Instructions for the task
Pull out every line below containing the word "оператора".

Data excerpts:
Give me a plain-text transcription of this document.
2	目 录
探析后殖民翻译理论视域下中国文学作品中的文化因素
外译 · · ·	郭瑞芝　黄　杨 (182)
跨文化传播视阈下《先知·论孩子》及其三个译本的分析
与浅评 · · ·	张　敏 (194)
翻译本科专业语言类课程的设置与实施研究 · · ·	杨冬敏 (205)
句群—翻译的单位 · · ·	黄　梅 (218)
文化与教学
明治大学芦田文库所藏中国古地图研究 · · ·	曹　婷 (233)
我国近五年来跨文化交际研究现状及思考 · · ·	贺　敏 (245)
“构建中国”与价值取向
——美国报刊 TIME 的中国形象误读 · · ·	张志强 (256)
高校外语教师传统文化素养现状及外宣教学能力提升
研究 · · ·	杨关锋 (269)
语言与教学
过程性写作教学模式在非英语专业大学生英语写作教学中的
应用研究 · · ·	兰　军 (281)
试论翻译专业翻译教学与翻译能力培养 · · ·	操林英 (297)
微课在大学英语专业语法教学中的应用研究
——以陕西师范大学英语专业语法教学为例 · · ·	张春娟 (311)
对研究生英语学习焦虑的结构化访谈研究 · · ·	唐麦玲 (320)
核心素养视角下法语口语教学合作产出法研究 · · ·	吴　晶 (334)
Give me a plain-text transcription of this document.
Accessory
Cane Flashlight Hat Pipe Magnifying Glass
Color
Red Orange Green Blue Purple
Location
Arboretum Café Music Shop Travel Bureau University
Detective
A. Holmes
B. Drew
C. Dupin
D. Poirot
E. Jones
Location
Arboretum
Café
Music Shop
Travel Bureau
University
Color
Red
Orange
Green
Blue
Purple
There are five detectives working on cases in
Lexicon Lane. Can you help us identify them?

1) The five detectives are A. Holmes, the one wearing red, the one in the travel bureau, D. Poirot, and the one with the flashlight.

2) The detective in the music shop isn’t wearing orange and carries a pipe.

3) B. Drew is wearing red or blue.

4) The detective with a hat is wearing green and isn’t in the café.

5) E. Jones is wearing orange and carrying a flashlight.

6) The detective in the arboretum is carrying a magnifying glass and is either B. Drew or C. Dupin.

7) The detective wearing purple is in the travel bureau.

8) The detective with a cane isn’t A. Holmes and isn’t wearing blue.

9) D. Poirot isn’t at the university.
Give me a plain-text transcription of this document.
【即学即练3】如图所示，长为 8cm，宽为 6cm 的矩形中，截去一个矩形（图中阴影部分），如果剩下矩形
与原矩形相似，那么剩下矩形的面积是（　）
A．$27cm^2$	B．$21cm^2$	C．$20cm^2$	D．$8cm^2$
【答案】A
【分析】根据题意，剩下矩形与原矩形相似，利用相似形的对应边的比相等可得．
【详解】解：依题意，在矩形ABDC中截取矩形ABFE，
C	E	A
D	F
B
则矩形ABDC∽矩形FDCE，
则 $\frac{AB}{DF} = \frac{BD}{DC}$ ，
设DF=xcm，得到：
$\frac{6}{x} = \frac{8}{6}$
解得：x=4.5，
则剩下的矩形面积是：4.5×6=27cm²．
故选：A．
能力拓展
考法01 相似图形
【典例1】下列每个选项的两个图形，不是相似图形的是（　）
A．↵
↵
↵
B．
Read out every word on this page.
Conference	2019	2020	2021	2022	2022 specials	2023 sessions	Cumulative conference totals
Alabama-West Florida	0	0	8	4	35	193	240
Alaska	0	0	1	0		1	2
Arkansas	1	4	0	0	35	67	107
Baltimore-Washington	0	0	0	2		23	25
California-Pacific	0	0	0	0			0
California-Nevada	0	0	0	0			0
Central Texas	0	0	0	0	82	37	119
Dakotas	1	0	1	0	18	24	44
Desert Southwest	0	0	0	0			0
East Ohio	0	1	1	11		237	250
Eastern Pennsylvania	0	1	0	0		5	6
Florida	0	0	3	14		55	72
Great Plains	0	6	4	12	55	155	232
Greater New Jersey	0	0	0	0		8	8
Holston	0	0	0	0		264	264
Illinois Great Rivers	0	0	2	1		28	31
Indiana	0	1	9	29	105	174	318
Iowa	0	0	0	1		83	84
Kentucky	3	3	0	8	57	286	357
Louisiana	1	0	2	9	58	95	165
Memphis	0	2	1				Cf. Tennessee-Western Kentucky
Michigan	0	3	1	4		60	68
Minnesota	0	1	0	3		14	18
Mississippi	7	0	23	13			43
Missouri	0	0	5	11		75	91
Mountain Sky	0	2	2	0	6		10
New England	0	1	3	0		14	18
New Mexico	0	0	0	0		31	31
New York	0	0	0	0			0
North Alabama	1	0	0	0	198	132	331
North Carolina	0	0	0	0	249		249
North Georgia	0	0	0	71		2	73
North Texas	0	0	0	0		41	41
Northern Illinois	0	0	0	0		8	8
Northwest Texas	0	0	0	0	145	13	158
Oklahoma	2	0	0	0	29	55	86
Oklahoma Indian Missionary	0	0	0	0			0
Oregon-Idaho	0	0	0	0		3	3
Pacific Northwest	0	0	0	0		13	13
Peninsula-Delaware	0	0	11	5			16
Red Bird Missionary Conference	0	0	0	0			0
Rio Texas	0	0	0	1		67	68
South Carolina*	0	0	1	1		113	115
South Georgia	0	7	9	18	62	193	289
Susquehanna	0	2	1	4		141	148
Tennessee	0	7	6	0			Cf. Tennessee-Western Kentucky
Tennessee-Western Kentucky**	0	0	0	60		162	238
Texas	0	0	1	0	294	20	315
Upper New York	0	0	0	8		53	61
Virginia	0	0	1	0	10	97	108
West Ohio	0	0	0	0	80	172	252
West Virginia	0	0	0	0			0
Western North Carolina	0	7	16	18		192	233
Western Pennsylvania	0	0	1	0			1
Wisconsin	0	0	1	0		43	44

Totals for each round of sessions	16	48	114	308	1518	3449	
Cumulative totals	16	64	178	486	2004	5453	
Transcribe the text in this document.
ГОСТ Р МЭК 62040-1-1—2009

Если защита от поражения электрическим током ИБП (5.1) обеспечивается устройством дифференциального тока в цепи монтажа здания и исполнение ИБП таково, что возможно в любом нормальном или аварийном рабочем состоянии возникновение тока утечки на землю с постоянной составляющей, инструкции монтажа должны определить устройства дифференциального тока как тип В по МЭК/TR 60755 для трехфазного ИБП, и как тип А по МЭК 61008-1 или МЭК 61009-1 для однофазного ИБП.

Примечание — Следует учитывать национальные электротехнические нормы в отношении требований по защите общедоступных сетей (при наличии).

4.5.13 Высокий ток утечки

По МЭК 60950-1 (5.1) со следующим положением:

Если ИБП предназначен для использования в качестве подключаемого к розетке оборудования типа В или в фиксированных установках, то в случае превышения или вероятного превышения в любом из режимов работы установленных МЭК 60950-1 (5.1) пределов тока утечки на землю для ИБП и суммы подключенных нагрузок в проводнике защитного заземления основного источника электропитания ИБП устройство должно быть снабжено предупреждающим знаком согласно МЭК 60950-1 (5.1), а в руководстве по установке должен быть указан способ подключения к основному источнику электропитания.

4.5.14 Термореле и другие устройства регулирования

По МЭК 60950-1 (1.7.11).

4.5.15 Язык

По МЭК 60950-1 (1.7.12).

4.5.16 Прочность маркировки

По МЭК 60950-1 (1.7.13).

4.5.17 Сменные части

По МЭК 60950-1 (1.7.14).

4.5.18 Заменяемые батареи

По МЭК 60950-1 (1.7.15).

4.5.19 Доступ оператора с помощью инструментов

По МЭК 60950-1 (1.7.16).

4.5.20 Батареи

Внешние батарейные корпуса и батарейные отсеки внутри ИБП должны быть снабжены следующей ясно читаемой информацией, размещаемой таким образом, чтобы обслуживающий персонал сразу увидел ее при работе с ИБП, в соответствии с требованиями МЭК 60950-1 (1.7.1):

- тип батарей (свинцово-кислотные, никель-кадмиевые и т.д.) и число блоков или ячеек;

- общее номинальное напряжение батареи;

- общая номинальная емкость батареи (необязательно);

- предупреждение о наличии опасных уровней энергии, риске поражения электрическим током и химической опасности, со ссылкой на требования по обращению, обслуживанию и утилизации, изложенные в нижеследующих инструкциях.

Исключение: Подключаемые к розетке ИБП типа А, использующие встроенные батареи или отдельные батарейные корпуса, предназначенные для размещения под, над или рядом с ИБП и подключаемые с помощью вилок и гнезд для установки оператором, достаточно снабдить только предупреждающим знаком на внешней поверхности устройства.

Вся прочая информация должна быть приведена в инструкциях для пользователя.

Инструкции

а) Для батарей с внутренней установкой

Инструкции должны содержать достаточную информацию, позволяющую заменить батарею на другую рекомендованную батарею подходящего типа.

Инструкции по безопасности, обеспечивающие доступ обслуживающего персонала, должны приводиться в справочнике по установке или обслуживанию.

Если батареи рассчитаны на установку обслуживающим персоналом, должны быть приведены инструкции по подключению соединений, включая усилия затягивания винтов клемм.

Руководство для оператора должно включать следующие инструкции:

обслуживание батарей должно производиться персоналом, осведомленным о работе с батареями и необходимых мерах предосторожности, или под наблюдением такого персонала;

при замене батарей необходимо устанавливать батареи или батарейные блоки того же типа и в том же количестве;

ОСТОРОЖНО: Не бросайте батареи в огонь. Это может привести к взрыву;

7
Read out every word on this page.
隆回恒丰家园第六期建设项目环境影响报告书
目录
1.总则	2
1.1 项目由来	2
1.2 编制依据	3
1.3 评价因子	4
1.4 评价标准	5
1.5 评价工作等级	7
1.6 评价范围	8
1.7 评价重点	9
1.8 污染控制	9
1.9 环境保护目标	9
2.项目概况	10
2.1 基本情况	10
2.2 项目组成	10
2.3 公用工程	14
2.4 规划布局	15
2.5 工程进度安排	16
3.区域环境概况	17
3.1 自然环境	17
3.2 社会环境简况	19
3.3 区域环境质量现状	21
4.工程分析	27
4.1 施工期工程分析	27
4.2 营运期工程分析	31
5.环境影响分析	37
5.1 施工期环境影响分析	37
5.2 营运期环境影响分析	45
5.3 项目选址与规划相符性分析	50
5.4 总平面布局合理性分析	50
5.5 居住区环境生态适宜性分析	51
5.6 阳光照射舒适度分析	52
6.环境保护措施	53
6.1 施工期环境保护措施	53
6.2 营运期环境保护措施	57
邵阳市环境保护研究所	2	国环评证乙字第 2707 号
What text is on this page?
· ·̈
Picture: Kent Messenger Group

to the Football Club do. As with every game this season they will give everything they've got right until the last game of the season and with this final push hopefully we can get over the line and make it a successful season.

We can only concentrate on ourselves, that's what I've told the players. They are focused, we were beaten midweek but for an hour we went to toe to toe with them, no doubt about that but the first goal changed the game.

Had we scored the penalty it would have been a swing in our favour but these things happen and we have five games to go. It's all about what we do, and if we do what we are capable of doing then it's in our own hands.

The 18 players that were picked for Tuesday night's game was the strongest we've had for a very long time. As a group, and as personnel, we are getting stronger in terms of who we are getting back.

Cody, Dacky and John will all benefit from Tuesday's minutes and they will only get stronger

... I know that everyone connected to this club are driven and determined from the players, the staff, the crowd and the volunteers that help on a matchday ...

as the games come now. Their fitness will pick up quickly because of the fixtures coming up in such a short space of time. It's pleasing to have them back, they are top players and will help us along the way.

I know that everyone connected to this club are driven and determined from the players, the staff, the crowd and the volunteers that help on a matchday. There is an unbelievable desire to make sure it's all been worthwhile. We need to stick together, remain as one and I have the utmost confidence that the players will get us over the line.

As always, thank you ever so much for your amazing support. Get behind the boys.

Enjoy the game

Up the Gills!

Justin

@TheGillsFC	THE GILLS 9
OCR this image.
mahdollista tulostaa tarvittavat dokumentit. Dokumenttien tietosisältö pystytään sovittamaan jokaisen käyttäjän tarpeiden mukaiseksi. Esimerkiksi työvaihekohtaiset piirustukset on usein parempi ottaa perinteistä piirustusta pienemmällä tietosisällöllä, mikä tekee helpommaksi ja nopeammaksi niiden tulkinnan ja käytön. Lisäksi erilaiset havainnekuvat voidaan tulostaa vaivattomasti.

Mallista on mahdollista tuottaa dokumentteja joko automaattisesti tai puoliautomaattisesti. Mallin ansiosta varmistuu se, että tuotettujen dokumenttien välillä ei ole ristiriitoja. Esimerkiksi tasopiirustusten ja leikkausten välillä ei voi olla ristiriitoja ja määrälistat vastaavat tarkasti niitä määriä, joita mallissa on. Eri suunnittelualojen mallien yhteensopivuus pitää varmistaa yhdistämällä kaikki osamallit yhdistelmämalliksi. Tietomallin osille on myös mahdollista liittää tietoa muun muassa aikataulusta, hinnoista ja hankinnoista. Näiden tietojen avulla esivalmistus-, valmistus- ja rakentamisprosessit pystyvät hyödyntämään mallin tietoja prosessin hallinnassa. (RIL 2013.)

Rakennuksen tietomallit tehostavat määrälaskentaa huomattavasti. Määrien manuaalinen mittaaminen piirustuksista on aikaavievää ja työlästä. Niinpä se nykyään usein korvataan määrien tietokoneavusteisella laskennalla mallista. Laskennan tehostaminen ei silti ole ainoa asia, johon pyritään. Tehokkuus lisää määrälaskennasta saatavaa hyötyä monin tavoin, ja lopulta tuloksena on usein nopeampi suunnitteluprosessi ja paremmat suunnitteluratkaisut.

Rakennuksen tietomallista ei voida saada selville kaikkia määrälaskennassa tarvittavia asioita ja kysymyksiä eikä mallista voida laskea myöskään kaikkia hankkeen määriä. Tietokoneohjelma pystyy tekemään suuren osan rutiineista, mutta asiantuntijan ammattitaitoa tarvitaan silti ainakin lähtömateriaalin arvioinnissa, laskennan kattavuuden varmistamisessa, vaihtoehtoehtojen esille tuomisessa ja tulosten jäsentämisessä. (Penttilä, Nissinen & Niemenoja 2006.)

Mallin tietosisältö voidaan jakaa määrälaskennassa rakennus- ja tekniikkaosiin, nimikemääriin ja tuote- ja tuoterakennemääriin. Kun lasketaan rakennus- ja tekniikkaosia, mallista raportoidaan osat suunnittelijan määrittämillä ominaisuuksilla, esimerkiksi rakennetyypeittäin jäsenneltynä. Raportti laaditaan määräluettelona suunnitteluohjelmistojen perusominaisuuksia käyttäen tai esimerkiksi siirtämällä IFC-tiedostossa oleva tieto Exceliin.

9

Solution for this exercise
4.5.19 Доступ оператора с помощью инструментов
Руководство для оператора должно включать следующие инструкции:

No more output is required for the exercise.